» 本文
2020.04.01
新型コロナウイルス感染症が世界中で猛威を振るっており、日本でも学校の休校、不要不急の外出や、大規模イベントの自粛など、日常生活に大きな支障をきたしています。厚生労働省は、新型コロナウイルス感染症の蔓延防止の観点から、慢性疾患を抱える定期受診患者への診療、医薬品の処方を行う場合、いわゆる「オンライン保険診療」を認めるとの方針を示しました。厚労省は、情報通信技術を用いたオンライン診療について、「対面診療」の原則を崩しませんが、新型コロナウイルス感染症という想定外の問題が、今後オンライン診療拡大の契機になるのではないか、という見方も浮上しています。
●オンライン診療の規制を緩める方向 20年度の診療報酬改定
厚労省は2020年度診療報酬改定で、情報通信機器を活用したオンライン診療について、対象範囲を拡大する方向で見直しました。

» 出典記録
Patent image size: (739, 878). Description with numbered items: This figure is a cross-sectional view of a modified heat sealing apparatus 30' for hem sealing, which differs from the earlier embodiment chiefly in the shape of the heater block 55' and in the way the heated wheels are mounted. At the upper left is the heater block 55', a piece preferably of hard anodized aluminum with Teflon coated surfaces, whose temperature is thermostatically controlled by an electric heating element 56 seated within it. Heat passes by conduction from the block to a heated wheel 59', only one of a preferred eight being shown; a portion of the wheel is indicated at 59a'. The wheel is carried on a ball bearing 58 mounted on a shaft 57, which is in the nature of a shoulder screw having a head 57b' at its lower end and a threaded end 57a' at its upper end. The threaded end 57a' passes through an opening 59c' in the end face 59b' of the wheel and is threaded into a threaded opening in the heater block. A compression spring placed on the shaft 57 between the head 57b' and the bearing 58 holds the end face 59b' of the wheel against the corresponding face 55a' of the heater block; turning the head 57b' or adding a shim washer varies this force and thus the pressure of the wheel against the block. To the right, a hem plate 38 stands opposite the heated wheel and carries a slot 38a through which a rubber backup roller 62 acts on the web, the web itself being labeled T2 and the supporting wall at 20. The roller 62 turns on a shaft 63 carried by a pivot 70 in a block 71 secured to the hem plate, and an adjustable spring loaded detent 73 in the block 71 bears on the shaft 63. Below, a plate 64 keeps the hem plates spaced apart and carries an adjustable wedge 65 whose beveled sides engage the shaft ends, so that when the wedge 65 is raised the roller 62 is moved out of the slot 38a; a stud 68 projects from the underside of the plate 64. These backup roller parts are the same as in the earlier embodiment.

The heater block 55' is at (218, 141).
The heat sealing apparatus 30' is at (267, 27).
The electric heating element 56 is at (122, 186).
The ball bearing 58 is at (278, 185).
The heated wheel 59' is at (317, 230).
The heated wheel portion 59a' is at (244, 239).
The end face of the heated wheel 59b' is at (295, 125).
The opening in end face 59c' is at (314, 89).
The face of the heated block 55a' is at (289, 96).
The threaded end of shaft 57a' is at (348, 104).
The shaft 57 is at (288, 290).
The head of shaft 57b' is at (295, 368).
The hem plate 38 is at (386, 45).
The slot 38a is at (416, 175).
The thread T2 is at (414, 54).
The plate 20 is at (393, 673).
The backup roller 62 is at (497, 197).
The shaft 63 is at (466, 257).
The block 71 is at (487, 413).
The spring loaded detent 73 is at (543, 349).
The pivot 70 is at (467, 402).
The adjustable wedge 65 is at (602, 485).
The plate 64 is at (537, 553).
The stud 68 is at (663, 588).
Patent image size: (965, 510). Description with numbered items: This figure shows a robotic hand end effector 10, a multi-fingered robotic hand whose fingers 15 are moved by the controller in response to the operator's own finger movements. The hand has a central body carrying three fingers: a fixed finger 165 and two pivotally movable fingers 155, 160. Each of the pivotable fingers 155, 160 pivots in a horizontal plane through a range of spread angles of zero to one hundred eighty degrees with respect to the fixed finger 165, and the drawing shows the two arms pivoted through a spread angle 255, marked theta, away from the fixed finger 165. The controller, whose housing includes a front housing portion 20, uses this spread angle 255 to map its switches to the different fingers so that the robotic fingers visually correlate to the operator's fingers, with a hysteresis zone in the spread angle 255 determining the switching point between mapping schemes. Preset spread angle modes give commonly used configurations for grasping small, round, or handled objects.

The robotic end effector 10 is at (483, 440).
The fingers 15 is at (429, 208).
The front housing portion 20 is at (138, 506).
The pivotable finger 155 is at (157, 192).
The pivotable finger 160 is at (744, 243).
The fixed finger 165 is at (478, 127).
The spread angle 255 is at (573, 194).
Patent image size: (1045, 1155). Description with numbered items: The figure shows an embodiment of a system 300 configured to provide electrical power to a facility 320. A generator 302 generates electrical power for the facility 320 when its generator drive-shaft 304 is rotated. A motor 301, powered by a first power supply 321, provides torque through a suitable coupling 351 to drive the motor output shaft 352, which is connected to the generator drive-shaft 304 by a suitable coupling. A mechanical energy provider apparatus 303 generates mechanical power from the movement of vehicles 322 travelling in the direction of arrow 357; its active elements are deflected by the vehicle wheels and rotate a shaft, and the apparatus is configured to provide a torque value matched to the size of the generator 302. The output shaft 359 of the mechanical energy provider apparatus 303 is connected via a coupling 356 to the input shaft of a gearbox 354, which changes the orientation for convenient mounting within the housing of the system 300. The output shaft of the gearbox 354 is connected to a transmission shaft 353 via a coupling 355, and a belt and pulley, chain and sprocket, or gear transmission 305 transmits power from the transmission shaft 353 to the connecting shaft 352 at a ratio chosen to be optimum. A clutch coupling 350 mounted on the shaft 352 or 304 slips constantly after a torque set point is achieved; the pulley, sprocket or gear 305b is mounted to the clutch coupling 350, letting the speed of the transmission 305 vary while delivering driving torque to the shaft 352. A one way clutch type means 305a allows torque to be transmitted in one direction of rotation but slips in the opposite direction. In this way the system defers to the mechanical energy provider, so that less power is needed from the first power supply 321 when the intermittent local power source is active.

» 課題 A
オンライン診療に関する本文によると、厚生労働省が「オンライン保険診療」を認める方針を示したのは、どのような患者への診療や医薬品の処方を行う場合ですか。
» 課題 B
オンライン診療に関する本文を、その最後の文の後から書き継いでください。

» 回答結果 A
慢性疾患を抱える定期受診患者への診療や医薬品の処方を行う場合です。

» 回答結果 B
定期的な医学管理を評価する「オンライン診療料」については、対面診療が3か月(従来は6か月)を超えた「再診」の患者に対し、情報通信機器を用いて診療した場合、保険点数を算定できるとしました。さらに、近隣に専門医療機関がないといった事情に限定しますが、難病などの希少性の高い疾患を抱える「初診」の患者が、かかりつけ医と一緒に、遠隔地の専門医から診察を受けた場合を評価する「遠隔連携診療料」という点数も新設しています。さらに、医薬品医療機器等法の改正を受けて全国解禁された、オンラインによる服薬指導について、診療報酬でも足並みをそろえて評価しました。
●新型コロナ感染症へのオンライン診療は容認せず
冒頭、厚労省が、新型コロナウイルス感染症に伴う、慢性疾患患者へのオンライン診療の「保険診療を容認した」と紹介しましたが、当初は「電話等再診料」という一時的な保険診察として評価しただけ。その後、さらなる蔓延を懸念し、これまで認めていなかった、患者が抱える慢性疾患から発症が容易に予想される症状の変化に対し、これまで処方されていない「慢性疾患治療薬」を、電話や情報通信機器を通じた診療で、処方できると踏み込みました。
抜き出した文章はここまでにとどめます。